> _Stored data entries_:
_____

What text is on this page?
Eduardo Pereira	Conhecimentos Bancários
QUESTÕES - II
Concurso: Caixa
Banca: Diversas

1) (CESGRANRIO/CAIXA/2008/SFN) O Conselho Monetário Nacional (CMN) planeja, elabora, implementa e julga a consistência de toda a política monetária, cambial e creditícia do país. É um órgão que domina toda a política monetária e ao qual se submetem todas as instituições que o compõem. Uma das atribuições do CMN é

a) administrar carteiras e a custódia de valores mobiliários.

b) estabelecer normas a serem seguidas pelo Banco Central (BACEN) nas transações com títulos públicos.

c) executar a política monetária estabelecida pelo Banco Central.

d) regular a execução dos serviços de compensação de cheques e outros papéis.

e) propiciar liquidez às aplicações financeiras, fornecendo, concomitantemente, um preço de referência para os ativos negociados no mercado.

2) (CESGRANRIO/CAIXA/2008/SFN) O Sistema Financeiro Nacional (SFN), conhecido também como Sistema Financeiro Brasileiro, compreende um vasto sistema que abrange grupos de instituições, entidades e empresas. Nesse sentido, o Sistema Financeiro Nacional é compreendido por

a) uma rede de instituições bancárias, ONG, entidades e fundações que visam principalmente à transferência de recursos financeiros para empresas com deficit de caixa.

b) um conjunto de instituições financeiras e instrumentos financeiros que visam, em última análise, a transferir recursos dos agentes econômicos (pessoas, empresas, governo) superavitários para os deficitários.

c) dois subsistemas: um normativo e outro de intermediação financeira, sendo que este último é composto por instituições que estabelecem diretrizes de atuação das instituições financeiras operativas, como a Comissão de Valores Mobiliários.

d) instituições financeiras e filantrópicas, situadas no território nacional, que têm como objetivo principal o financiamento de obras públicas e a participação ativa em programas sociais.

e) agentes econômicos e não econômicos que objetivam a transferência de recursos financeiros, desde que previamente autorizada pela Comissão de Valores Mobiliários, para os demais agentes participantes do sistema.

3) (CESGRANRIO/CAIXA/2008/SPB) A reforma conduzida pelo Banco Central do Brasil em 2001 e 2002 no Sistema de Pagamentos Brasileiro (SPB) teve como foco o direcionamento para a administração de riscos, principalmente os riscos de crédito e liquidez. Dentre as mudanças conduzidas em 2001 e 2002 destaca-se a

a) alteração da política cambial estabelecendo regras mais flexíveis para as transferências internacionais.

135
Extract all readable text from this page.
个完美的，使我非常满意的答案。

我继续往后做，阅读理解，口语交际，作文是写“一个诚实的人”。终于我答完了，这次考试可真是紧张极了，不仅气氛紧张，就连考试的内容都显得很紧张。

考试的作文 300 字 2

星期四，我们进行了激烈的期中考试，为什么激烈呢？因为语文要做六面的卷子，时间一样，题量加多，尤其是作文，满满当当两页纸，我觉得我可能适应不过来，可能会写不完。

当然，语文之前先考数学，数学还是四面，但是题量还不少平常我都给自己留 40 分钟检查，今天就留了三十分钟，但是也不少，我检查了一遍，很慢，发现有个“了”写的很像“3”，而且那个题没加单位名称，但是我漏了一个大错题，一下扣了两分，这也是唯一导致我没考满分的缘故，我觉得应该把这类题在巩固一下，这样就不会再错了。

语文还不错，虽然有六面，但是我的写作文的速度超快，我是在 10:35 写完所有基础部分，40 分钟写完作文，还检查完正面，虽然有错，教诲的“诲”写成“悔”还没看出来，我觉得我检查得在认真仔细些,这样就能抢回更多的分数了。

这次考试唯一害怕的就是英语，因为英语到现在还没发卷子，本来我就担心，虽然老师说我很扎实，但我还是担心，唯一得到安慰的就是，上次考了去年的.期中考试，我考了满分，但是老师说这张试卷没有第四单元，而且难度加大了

_____

Your task is to quote the listing above word for word.

What text is on this page?
Eduardo Pereira	Conhecimentos Bancários
QUESTÕES - II
Concurso: Caixa
Banca: Diversas

1) (CESGRANRIO/CAIXA/2008/SFN) O Conselho Monetário Nacional (CMN) planeja, elabora, implementa e julga a consistência de toda a política monetária, cambial e creditícia do país. É um órgão que domina toda a política monetária e ao qual se submetem todas as instituições que o compõem. Uma das atribuições do CMN é

a) administrar carteiras e a custódia de valores mobiliários.

b) estabelecer normas a serem seguidas pelo Banco Central (BACEN) nas transações com títulos públicos.

c) executar a política monetária estabelecida pelo Banco Central.

d) regular a execução dos serviços de compensação de cheques e outros papéis.

e) propiciar liquidez às aplicações financeiras, fornecendo, concomitantemente, um preço de referência para os ativos negociados no mercado.

2) (CESGRANRIO/CAIXA/2008/SFN) O Sistema Financeiro Nacional (SFN), conhecido também como Sistema Financeiro Brasileiro, compreende um vasto sistema que abrange grupos de instituições, entidades e empresas. Nesse sentido, o Sistema Financeiro Nacional é compreendido por

a) uma rede de instituições bancárias, ONG, entidades e fundações que visam principalmente à transferência de recursos financeiros para empresas com deficit de caixa.

b) um conjunto de instituições financeiras e instrumentos financeiros que visam, em última análise, a transferir recursos dos agentes econômicos (pessoas, empresas, governo) superavitários para os deficitários.

c) dois subsistemas: um normativo e outro de intermediação financeira, sendo que este último é composto por instituições que estabelecem diretrizes de atuação das instituições financeiras operativas, como a Comissão de Valores Mobiliários.

d) instituições financeiras e filantrópicas, situadas no território nacional, que têm como objetivo principal o financiamento de obras públicas e a participação ativa em programas sociais.

e) agentes econômicos e não econômicos que objetivam a transferência de recursos financeiros, desde que previamente autorizada pela Comissão de Valores Mobiliários, para os demais agentes participantes do sistema.

3) (CESGRANRIO/CAIXA/2008/SPB) A reforma conduzida pelo Banco Central do Brasil em 2001 e 2002 no Sistema de Pagamentos Brasileiro (SPB) teve como foco o direcionamento para a administração de riscos, principalmente os riscos de crédito e liquidez. Dentre as mudanças conduzidas em 2001 e 2002 destaca-se a

a) alteração da política cambial estabelecendo regras mais flexíveis para as transferências internacionais.

135
Extract all readable text from this page.
个完美的，使我非常满意的答案。

我继续往后做，阅读理解，口语交际，作文是写“一个诚实的人”。终于我答完了，这次考试可真是紧张极了，不仅气氛紧张，就连考试的内容都显得很紧张。

考试的作文 300 字 2

星期四，我们进行了激烈的期中考试，为什么激烈呢？因为语文要做六面的卷子，时间一样，题量加多，尤其是作文，满满当当两页纸，我觉得我可能适应不过来，可能会写不完。

当然，语文之前先考数学，数学还是四面，但是题量还不少平常我都给自己留 40 分钟检查，今天就留了三十分钟，但是也不少，我检查了一遍，很慢，发现有个“了”写的很像“3”，而且那个题没加单位名称，但是我漏了一个大错题，一下扣了两分，这也是唯一导致我没考满分的缘故，我觉得应该把这类题在巩固一下，这样就不会再错了。

语文还不错，虽然有六面，但是我的写作文的速度超快，我是在 10:35 写完所有基础部分，40 分钟写完作文，还检查完正面，虽然有错，教诲的“诲”写成“悔”还没看出来，我觉得我检查得在认真仔细些,这样就能抢回更多的分数了。

这次考试唯一害怕的就是英语，因为英语到现在还没发卷子，本来我就担心，虽然老师说我很扎实，但我还是担心，唯一得到安慰的就是，上次考了去年的.期中考试，我考了满分，但是老师说这张试卷没有第四单元，而且难度加大了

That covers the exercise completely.